INPUT FOR THIS TASK start
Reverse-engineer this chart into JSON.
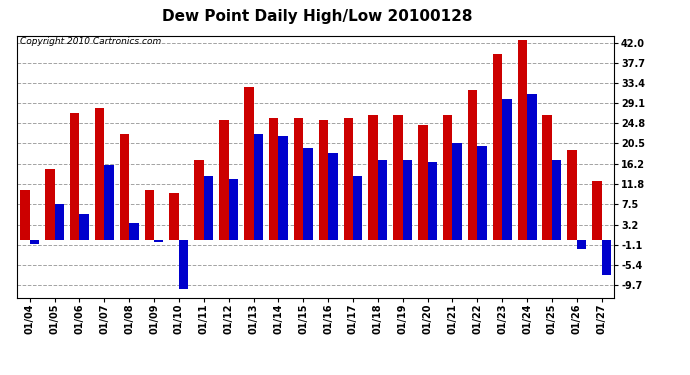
{
  "title": "Dew Point Daily High/Low 20100128",
  "copyright": "Copyright 2010 Cartronics.com",
  "dates": [
    "01/04",
    "01/05",
    "01/06",
    "01/07",
    "01/08",
    "01/09",
    "01/10",
    "01/11",
    "01/12",
    "01/13",
    "01/14",
    "01/15",
    "01/16",
    "01/17",
    "01/18",
    "01/19",
    "01/20",
    "01/21",
    "01/22",
    "01/23",
    "01/24",
    "01/25",
    "01/26",
    "01/27"
  ],
  "highs": [
    10.5,
    15.0,
    27.0,
    28.0,
    22.5,
    10.5,
    10.0,
    17.0,
    25.5,
    32.5,
    26.0,
    26.0,
    25.5,
    26.0,
    26.5,
    26.5,
    24.5,
    26.5,
    32.0,
    39.5,
    42.5,
    26.5,
    19.0,
    12.5
  ],
  "lows": [
    -1.0,
    7.5,
    5.5,
    16.0,
    3.5,
    -0.5,
    -10.5,
    13.5,
    13.0,
    22.5,
    22.0,
    19.5,
    18.5,
    13.5,
    17.0,
    17.0,
    16.5,
    20.5,
    20.0,
    30.0,
    31.0,
    17.0,
    -2.0,
    -7.5
  ],
  "bar_color_high": "#cc0000",
  "bar_color_low": "#0000cc",
  "yticks": [
    -9.7,
    -5.4,
    -1.1,
    3.2,
    7.5,
    11.8,
    16.2,
    20.5,
    24.8,
    29.1,
    33.4,
    37.7,
    42.0
  ],
  "ylim": [
    -12.5,
    43.5
  ],
  "xlim": [
    -0.5,
    23.5
  ],
  "background_color": "#ffffff",
  "grid_color": "#999999",
  "title_fontsize": 11,
  "copyright_fontsize": 6.5,
  "tick_fontsize": 7,
  "bar_width": 0.38
}
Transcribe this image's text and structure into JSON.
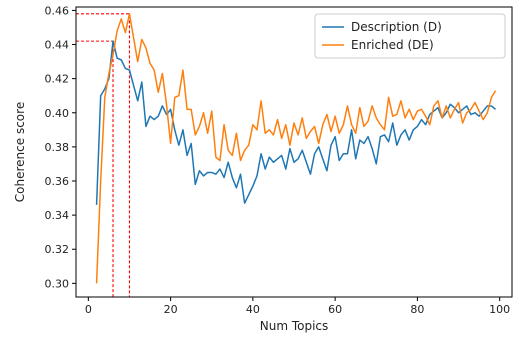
{
  "chart_data": {
    "type": "line",
    "title": "",
    "xlabel": "Num Topics",
    "ylabel": "Coherence score",
    "xlim": [
      -3,
      103
    ],
    "ylim": [
      0.292,
      0.462
    ],
    "xticks": [
      0,
      20,
      40,
      60,
      80,
      100
    ],
    "yticks": [
      0.3,
      0.32,
      0.34,
      0.36,
      0.38,
      0.4,
      0.42,
      0.44,
      0.46
    ],
    "grid": false,
    "legend_position": "top-right",
    "series": [
      {
        "name": "Description (D)",
        "color": "#1f77b4",
        "x": [
          2,
          3,
          4,
          5,
          6,
          7,
          8,
          9,
          10,
          11,
          12,
          13,
          14,
          15,
          16,
          17,
          18,
          19,
          20,
          21,
          22,
          23,
          24,
          25,
          26,
          27,
          28,
          29,
          30,
          31,
          32,
          33,
          34,
          35,
          36,
          37,
          38,
          39,
          40,
          41,
          42,
          43,
          44,
          45,
          46,
          47,
          48,
          49,
          50,
          51,
          52,
          53,
          54,
          55,
          56,
          57,
          58,
          59,
          60,
          61,
          62,
          63,
          64,
          65,
          66,
          67,
          68,
          69,
          70,
          71,
          72,
          73,
          74,
          75,
          76,
          77,
          78,
          79,
          80,
          81,
          82,
          83,
          84,
          85,
          86,
          87,
          88,
          89,
          90,
          91,
          92,
          93,
          94,
          95,
          96,
          97,
          98,
          99
        ],
        "y": [
          0.346,
          0.41,
          0.414,
          0.42,
          0.442,
          0.432,
          0.431,
          0.426,
          0.425,
          0.416,
          0.407,
          0.418,
          0.392,
          0.398,
          0.396,
          0.398,
          0.404,
          0.399,
          0.402,
          0.39,
          0.381,
          0.39,
          0.375,
          0.382,
          0.358,
          0.366,
          0.363,
          0.365,
          0.365,
          0.364,
          0.367,
          0.362,
          0.371,
          0.362,
          0.356,
          0.364,
          0.347,
          0.352,
          0.357,
          0.363,
          0.376,
          0.367,
          0.374,
          0.371,
          0.373,
          0.375,
          0.367,
          0.379,
          0.371,
          0.373,
          0.378,
          0.371,
          0.364,
          0.376,
          0.38,
          0.373,
          0.366,
          0.381,
          0.386,
          0.372,
          0.376,
          0.376,
          0.39,
          0.373,
          0.384,
          0.382,
          0.386,
          0.379,
          0.37,
          0.386,
          0.387,
          0.383,
          0.394,
          0.381,
          0.387,
          0.39,
          0.384,
          0.39,
          0.392,
          0.396,
          0.393,
          0.399,
          0.401,
          0.403,
          0.397,
          0.4,
          0.405,
          0.403,
          0.4,
          0.402,
          0.404,
          0.399,
          0.4,
          0.398,
          0.401,
          0.404,
          0.404,
          0.402
        ]
      },
      {
        "name": "Enriched (DE)",
        "color": "#ff7f0e",
        "x": [
          2,
          3,
          4,
          5,
          6,
          7,
          8,
          9,
          10,
          11,
          12,
          13,
          14,
          15,
          16,
          17,
          18,
          19,
          20,
          21,
          22,
          23,
          24,
          25,
          26,
          27,
          28,
          29,
          30,
          31,
          32,
          33,
          34,
          35,
          36,
          37,
          38,
          39,
          40,
          41,
          42,
          43,
          44,
          45,
          46,
          47,
          48,
          49,
          50,
          51,
          52,
          53,
          54,
          55,
          56,
          57,
          58,
          59,
          60,
          61,
          62,
          63,
          64,
          65,
          66,
          67,
          68,
          69,
          70,
          71,
          72,
          73,
          74,
          75,
          76,
          77,
          78,
          79,
          80,
          81,
          82,
          83,
          84,
          85,
          86,
          87,
          88,
          89,
          90,
          91,
          92,
          93,
          94,
          95,
          96,
          97,
          98,
          99
        ],
        "y": [
          0.3,
          0.36,
          0.409,
          0.423,
          0.434,
          0.448,
          0.455,
          0.447,
          0.458,
          0.444,
          0.43,
          0.443,
          0.438,
          0.429,
          0.425,
          0.412,
          0.423,
          0.405,
          0.382,
          0.409,
          0.41,
          0.425,
          0.402,
          0.402,
          0.387,
          0.392,
          0.4,
          0.388,
          0.401,
          0.374,
          0.372,
          0.393,
          0.378,
          0.375,
          0.388,
          0.372,
          0.378,
          0.381,
          0.393,
          0.39,
          0.407,
          0.388,
          0.39,
          0.387,
          0.396,
          0.385,
          0.393,
          0.381,
          0.394,
          0.387,
          0.397,
          0.385,
          0.389,
          0.392,
          0.382,
          0.393,
          0.399,
          0.389,
          0.398,
          0.388,
          0.393,
          0.404,
          0.393,
          0.388,
          0.403,
          0.392,
          0.395,
          0.404,
          0.397,
          0.393,
          0.39,
          0.409,
          0.398,
          0.399,
          0.407,
          0.397,
          0.402,
          0.396,
          0.401,
          0.402,
          0.398,
          0.393,
          0.404,
          0.407,
          0.397,
          0.404,
          0.397,
          0.402,
          0.406,
          0.394,
          0.4,
          0.402,
          0.406,
          0.401,
          0.396,
          0.4,
          0.409,
          0.413
        ]
      }
    ],
    "reference_lines": [
      {
        "color": "#ff0000",
        "x": 6,
        "y": 0.442
      },
      {
        "color": "#ff0000",
        "x": 10,
        "y": 0.458
      }
    ]
  }
}
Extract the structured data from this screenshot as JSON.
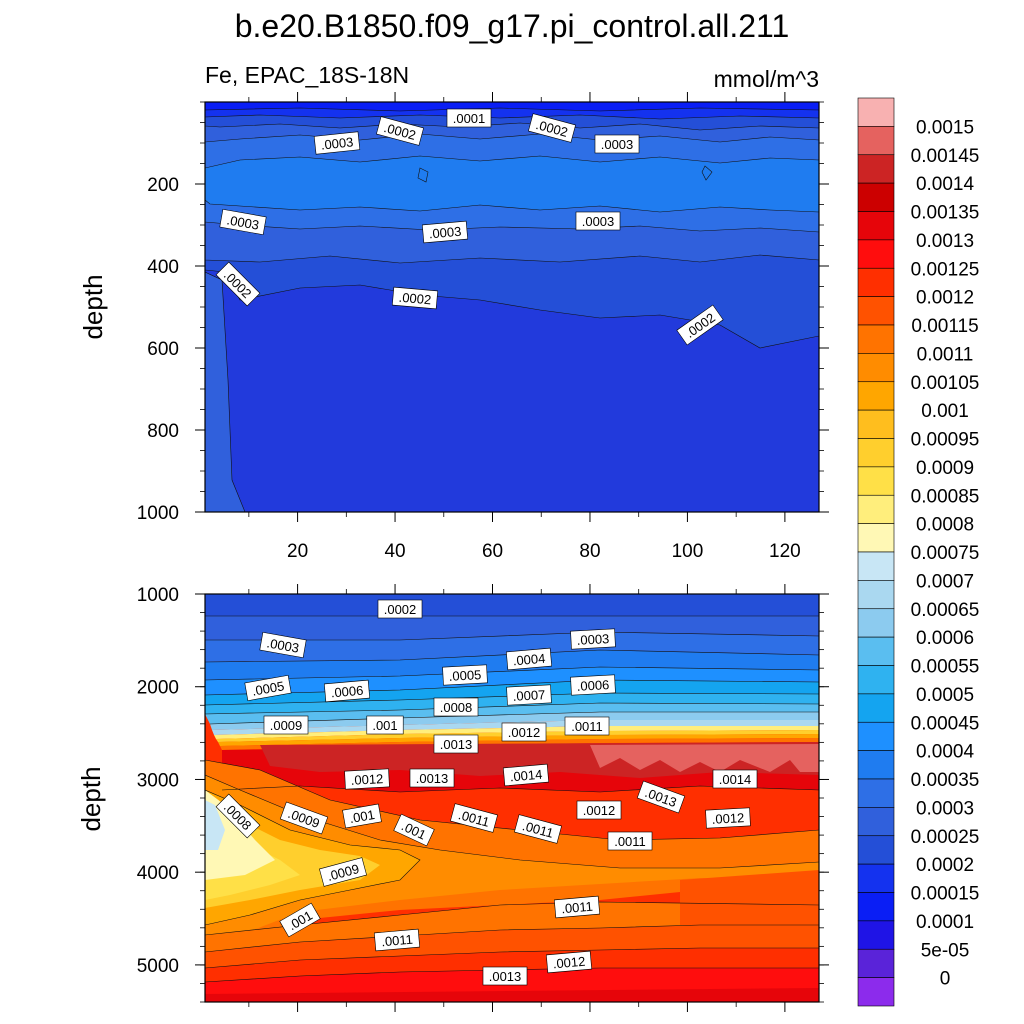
{
  "title": "b.e20.B1850.f09_g17.pi_control.all.211",
  "colorbar": {
    "labels": [
      "0.0015",
      "0.00145",
      "0.0014",
      "0.00135",
      "0.0013",
      "0.00125",
      "0.0012",
      "0.00115",
      "0.0011",
      "0.00105",
      "0.001",
      "0.00095",
      "0.0009",
      "0.00085",
      "0.0008",
      "0.00075",
      "0.0007",
      "0.00065",
      "0.0006",
      "0.00055",
      "0.0005",
      "0.00045",
      "0.0004",
      "0.00035",
      "0.0003",
      "0.00025",
      "0.0002",
      "0.00015",
      "0.0001",
      "5e-05",
      "0"
    ],
    "colors": [
      "#f8b1b1",
      "#e5625f",
      "#cc2424",
      "#cc0000",
      "#e6050a",
      "#ff0d0d",
      "#ff2f00",
      "#ff5200",
      "#ff7300",
      "#ff8c00",
      "#ffa600",
      "#ffbe1e",
      "#ffcf2d",
      "#ffe047",
      "#ffee7c",
      "#fff8b5",
      "#c8e6f5",
      "#aad8f0",
      "#8ccbef",
      "#5abef0",
      "#2fb2f0",
      "#14a4f0",
      "#1e90ff",
      "#1f7cf0",
      "#2e6fe6",
      "#3060dc",
      "#244fd7",
      "#1432ef",
      "#0a1ef5",
      "#1f14e6",
      "#5a23d9",
      "#8c2bec"
    ]
  },
  "chart_data": [
    {
      "type": "contour",
      "panel": "upper",
      "left_label": "Fe, EPAC_18S-18N",
      "right_label": "mmol/m^3",
      "ylabel": "depth",
      "ylim": [
        0,
        1000
      ],
      "xlim": [
        1,
        127
      ],
      "yticks": [
        "200",
        "400",
        "600",
        "800",
        "1000"
      ],
      "xticks": [
        "20",
        "40",
        "60",
        "80",
        "100",
        "120"
      ],
      "contour_labels": [
        ".0001",
        ".0002",
        ".0002",
        ".0003",
        ".0003",
        ".0003",
        ".0003",
        ".0003",
        ".0002",
        ".0002",
        ".0002"
      ]
    },
    {
      "type": "contour",
      "panel": "lower",
      "ylabel": "depth",
      "ylim": [
        1000,
        5400
      ],
      "xlim": [
        1,
        127
      ],
      "yticks": [
        "1000",
        "2000",
        "3000",
        "4000",
        "5000"
      ],
      "contour_labels": [
        ".0002",
        ".0003",
        ".0003",
        ".0004",
        ".0005",
        ".0005",
        ".0006",
        ".0006",
        ".0007",
        ".0008",
        ".0009",
        ".001",
        ".0012",
        ".0011",
        ".0013",
        ".0012",
        ".0013",
        ".0014",
        ".0014",
        ".0013",
        ".0012",
        ".0012",
        ".0008",
        ".0009",
        ".001",
        ".001",
        ".0011",
        ".0011",
        ".0011",
        ".0009",
        ".001",
        ".0011",
        ".0011",
        ".0012",
        ".0013"
      ]
    }
  ]
}
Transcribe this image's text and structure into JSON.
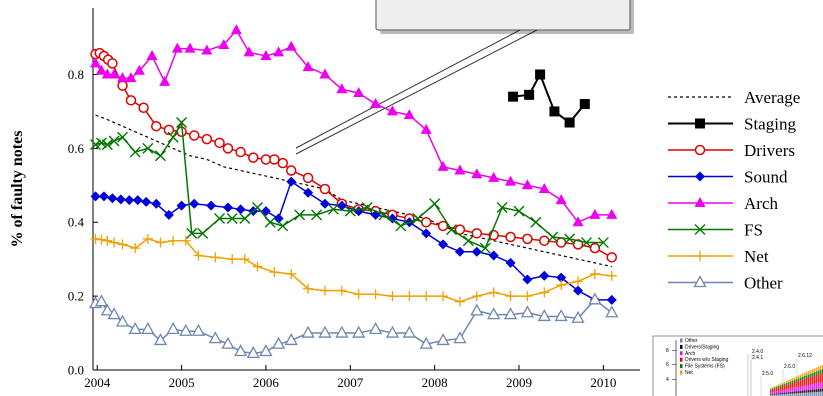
INPUT FOR THIS TASK end
> [TASK DESCRIPTION] Using the records above, select and copy every line that has the word "name".

> [EXPECTED ANSWER]
        "name": "Description (D)",
        "name": "Enriched (DE)",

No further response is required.